### [Request]
Find every line with the string "marker" in it, count them, and reply with that count only.

### [Raw data]
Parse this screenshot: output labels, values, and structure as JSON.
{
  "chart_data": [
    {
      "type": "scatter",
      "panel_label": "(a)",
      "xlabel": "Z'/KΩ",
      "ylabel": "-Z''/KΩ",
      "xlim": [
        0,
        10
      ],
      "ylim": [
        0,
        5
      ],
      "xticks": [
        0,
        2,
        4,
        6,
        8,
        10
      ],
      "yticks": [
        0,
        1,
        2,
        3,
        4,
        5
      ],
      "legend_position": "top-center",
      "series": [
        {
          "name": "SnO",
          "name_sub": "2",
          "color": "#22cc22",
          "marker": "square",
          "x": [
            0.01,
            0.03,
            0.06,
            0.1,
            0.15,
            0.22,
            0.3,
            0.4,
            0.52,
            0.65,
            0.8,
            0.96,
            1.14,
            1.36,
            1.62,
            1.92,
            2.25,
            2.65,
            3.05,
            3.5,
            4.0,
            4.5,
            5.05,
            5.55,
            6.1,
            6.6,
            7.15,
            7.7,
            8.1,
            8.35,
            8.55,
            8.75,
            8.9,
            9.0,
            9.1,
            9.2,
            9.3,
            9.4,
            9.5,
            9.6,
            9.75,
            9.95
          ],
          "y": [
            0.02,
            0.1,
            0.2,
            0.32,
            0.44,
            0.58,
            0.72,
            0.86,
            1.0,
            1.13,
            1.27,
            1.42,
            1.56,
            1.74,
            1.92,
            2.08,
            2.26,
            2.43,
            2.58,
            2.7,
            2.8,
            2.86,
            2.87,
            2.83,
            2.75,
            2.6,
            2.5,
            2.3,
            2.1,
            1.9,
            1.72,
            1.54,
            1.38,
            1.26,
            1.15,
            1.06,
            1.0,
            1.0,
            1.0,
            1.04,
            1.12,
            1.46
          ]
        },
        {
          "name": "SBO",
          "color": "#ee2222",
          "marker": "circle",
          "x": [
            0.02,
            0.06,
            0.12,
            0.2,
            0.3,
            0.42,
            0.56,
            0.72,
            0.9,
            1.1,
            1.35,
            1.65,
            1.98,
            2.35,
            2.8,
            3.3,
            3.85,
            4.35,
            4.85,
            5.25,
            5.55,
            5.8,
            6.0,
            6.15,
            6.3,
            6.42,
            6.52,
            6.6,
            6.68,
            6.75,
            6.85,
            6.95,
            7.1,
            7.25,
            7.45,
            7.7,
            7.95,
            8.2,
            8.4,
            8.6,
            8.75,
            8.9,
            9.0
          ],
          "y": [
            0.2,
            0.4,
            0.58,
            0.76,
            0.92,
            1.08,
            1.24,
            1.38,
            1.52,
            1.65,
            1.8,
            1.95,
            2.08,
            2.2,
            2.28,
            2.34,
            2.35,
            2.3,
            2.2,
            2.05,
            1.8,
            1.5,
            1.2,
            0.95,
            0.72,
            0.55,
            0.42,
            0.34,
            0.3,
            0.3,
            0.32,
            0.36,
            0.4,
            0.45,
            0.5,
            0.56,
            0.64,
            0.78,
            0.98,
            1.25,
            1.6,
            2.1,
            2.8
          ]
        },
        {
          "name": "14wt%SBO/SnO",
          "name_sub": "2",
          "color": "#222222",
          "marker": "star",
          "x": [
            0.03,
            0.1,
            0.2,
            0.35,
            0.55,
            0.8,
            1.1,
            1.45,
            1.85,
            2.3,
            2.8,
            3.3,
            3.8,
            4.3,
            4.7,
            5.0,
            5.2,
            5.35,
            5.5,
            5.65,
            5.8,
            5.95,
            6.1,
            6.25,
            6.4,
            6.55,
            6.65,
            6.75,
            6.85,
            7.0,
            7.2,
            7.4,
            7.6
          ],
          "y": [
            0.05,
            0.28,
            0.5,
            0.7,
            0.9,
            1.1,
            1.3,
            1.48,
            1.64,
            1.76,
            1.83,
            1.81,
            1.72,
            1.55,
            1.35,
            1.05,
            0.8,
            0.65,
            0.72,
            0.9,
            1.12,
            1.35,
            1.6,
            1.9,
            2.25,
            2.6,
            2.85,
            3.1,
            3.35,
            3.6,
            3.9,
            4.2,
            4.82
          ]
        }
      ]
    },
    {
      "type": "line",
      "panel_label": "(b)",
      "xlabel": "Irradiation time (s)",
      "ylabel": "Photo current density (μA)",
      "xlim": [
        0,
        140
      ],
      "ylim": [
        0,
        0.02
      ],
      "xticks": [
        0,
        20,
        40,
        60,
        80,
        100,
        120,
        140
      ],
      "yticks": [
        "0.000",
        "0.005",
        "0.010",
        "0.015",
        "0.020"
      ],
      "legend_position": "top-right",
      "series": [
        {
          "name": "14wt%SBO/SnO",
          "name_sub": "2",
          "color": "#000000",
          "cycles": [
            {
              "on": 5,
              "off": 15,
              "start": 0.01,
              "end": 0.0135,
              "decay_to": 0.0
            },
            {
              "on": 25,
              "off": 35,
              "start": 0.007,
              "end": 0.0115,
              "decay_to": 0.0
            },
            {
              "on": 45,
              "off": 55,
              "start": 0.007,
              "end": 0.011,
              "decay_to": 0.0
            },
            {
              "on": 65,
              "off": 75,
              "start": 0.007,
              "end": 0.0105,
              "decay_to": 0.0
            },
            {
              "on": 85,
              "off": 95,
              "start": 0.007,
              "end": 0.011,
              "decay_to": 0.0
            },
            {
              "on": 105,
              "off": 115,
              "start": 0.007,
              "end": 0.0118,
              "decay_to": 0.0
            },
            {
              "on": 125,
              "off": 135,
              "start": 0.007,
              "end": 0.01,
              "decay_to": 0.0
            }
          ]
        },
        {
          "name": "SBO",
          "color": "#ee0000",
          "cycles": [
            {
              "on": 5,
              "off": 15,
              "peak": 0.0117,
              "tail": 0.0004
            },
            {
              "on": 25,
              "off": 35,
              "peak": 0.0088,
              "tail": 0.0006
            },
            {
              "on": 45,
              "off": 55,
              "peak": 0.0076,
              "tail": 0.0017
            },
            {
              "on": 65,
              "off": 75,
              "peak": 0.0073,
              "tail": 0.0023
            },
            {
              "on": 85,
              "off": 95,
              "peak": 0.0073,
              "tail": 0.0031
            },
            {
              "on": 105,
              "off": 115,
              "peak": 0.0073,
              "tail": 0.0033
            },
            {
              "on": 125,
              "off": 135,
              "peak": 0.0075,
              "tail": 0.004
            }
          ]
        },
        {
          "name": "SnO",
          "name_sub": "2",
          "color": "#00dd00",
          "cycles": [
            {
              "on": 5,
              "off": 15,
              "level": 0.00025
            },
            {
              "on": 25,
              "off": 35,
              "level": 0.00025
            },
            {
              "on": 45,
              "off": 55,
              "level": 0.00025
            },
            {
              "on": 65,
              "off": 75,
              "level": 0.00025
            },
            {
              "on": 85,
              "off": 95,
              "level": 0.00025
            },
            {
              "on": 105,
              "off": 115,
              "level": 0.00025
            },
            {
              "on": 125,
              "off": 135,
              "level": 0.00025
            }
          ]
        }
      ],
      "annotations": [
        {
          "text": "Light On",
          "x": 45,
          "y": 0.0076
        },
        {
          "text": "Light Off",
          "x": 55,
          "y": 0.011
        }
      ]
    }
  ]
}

### [The solution]
3